Work to complete: In the listing below, count the lines containing the string "from" and state only the number.

Given data:
::::::

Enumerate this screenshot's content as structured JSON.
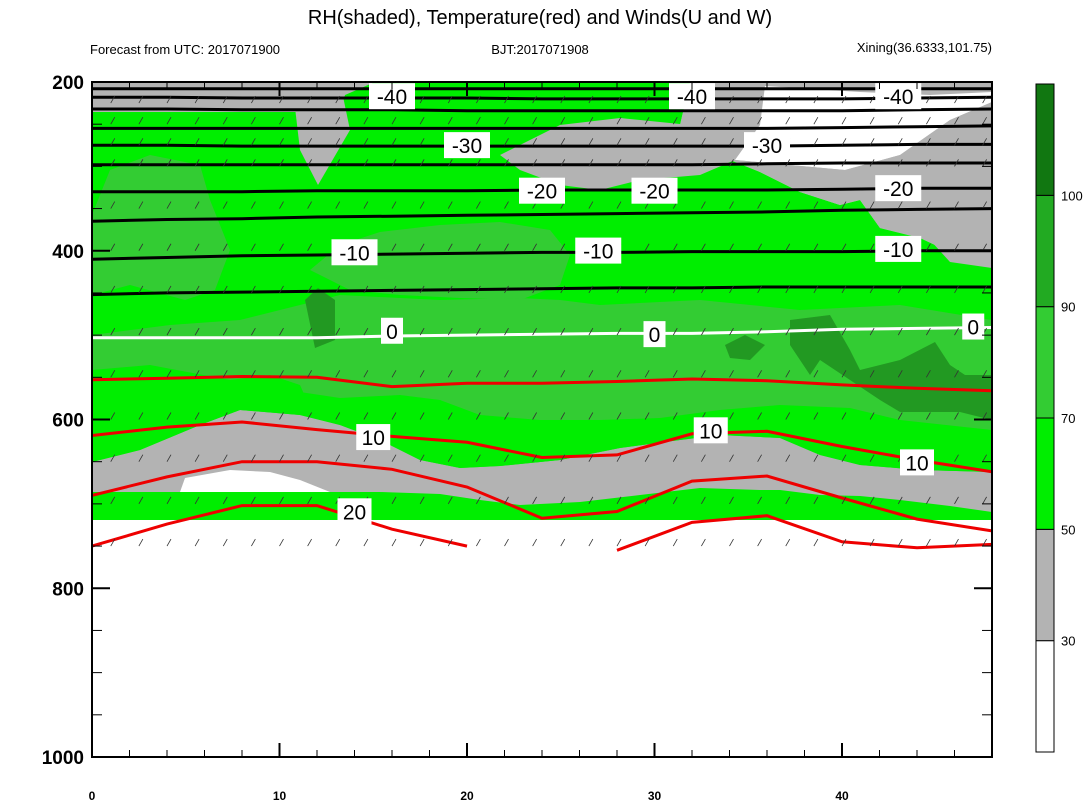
{
  "chart_data": {
    "type": "contour",
    "title": "RH(shaded), Temperature(red) and Winds(U and W)",
    "subtitle_left": "Forecast from UTC: 2017071900",
    "subtitle_center": "BJT:2017071908",
    "subtitle_right": "Xining(36.6333,101.75)",
    "x_ticks": [
      "0",
      "10",
      "20",
      "30",
      "40"
    ],
    "xlim": [
      0,
      48
    ],
    "y_ticks": [
      "200",
      "400",
      "600",
      "800",
      "1000"
    ],
    "ylim": [
      200,
      1000
    ],
    "y_inverted": true,
    "colorbar": {
      "ticks": [
        "30",
        "50",
        "70",
        "90",
        "100"
      ],
      "levels": [
        {
          "from": 0,
          "to": 30,
          "color": "#ffffff"
        },
        {
          "from": 30,
          "to": 50,
          "color": "#b3b3b3"
        },
        {
          "from": 50,
          "to": 70,
          "color": "#00ee00"
        },
        {
          "from": 70,
          "to": 90,
          "color": "#33cc33"
        },
        {
          "from": 90,
          "to": 100,
          "color": "#22aa22"
        },
        {
          "from": 100,
          "to": 110,
          "color": "#117711"
        }
      ]
    },
    "temperature_contours": [
      {
        "value": -40,
        "label": "-40",
        "color": "#000000",
        "y": [
          208,
          208,
          208,
          208,
          208,
          208,
          208,
          208,
          208,
          208,
          208,
          208,
          208
        ]
      },
      {
        "value": null,
        "label": "",
        "color": "#000000",
        "y": [
          218,
          218,
          219,
          219,
          219,
          219,
          220,
          220,
          220,
          220,
          220,
          219,
          218
        ]
      },
      {
        "value": null,
        "label": "",
        "color": "#000000",
        "y": [
          232,
          232,
          233,
          233,
          233,
          234,
          234,
          234,
          234,
          234,
          234,
          233,
          232
        ]
      },
      {
        "value": null,
        "label": "",
        "color": "#000000",
        "y": [
          255,
          255,
          255,
          255,
          255,
          255,
          255,
          255,
          255,
          255,
          254,
          253,
          252
        ]
      },
      {
        "value": -30,
        "label": "-30",
        "color": "#000000",
        "y": [
          275,
          275,
          276,
          276,
          276,
          276,
          276,
          276,
          276,
          276,
          275,
          274,
          274
        ]
      },
      {
        "value": null,
        "label": "",
        "color": "#000000",
        "y": [
          298,
          298,
          298,
          298,
          298,
          298,
          298,
          298,
          298,
          297,
          296,
          296,
          296
        ]
      },
      {
        "value": -20,
        "label": "-20",
        "color": "#000000",
        "y": [
          330,
          330,
          330,
          329,
          329,
          329,
          328,
          328,
          328,
          328,
          327,
          326,
          326
        ]
      },
      {
        "value": null,
        "label": "",
        "color": "#000000",
        "y": [
          365,
          363,
          362,
          360,
          359,
          358,
          357,
          356,
          355,
          354,
          352,
          351,
          350
        ]
      },
      {
        "value": -10,
        "label": "-10",
        "color": "#000000",
        "y": [
          410,
          408,
          406,
          405,
          404,
          403,
          402,
          402,
          401,
          401,
          401,
          400,
          400
        ]
      },
      {
        "value": null,
        "label": "",
        "color": "#000000",
        "y": [
          452,
          450,
          449,
          448,
          447,
          446,
          445,
          444,
          444,
          443,
          443,
          443,
          443
        ]
      },
      {
        "value": 0,
        "label": "0",
        "color": "#ffffff",
        "y": [
          503,
          503,
          503,
          503,
          501,
          500,
          499,
          498,
          498,
          496,
          493,
          492,
          491
        ]
      },
      {
        "value": null,
        "label": "",
        "color": "#ee0000",
        "y": [
          553,
          551,
          549,
          550,
          561,
          557,
          557,
          555,
          552,
          554,
          559,
          563,
          566
        ]
      },
      {
        "value": 10,
        "label": "10",
        "color": "#ee0000",
        "y": [
          619,
          609,
          603,
          612,
          620,
          627,
          645,
          642,
          617,
          614,
          632,
          648,
          662
        ]
      },
      {
        "value": null,
        "label": "",
        "color": "#ee0000",
        "y": [
          690,
          668,
          650,
          650,
          659,
          680,
          717,
          709,
          673,
          667,
          693,
          718,
          732
        ]
      },
      {
        "value": 20,
        "label": "20",
        "color": "#ee0000",
        "y": [
          750,
          724,
          702,
          702,
          730,
          750,
          null,
          755,
          722,
          714,
          745,
          752,
          748
        ]
      }
    ],
    "contour_labels": [
      {
        "text": "-40",
        "x": 16,
        "y": 218
      },
      {
        "text": "-40",
        "x": 32,
        "y": 218
      },
      {
        "text": "-40",
        "x": 43,
        "y": 218
      },
      {
        "text": "-30",
        "x": 20,
        "y": 276
      },
      {
        "text": "-30",
        "x": 36,
        "y": 276
      },
      {
        "text": "-20",
        "x": 24,
        "y": 330
      },
      {
        "text": "-20",
        "x": 30,
        "y": 330
      },
      {
        "text": "-20",
        "x": 43,
        "y": 327
      },
      {
        "text": "-10",
        "x": 14,
        "y": 403
      },
      {
        "text": "-10",
        "x": 27,
        "y": 401
      },
      {
        "text": "-10",
        "x": 43,
        "y": 399
      },
      {
        "text": "0",
        "x": 16,
        "y": 496
      },
      {
        "text": "0",
        "x": 30,
        "y": 500
      },
      {
        "text": "0",
        "x": 47,
        "y": 491
      },
      {
        "text": "10",
        "x": 15,
        "y": 622
      },
      {
        "text": "10",
        "x": 33,
        "y": 614
      },
      {
        "text": "10",
        "x": 44,
        "y": 652
      },
      {
        "text": "20",
        "x": 14,
        "y": 710
      }
    ]
  }
}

::::::

Response below: 7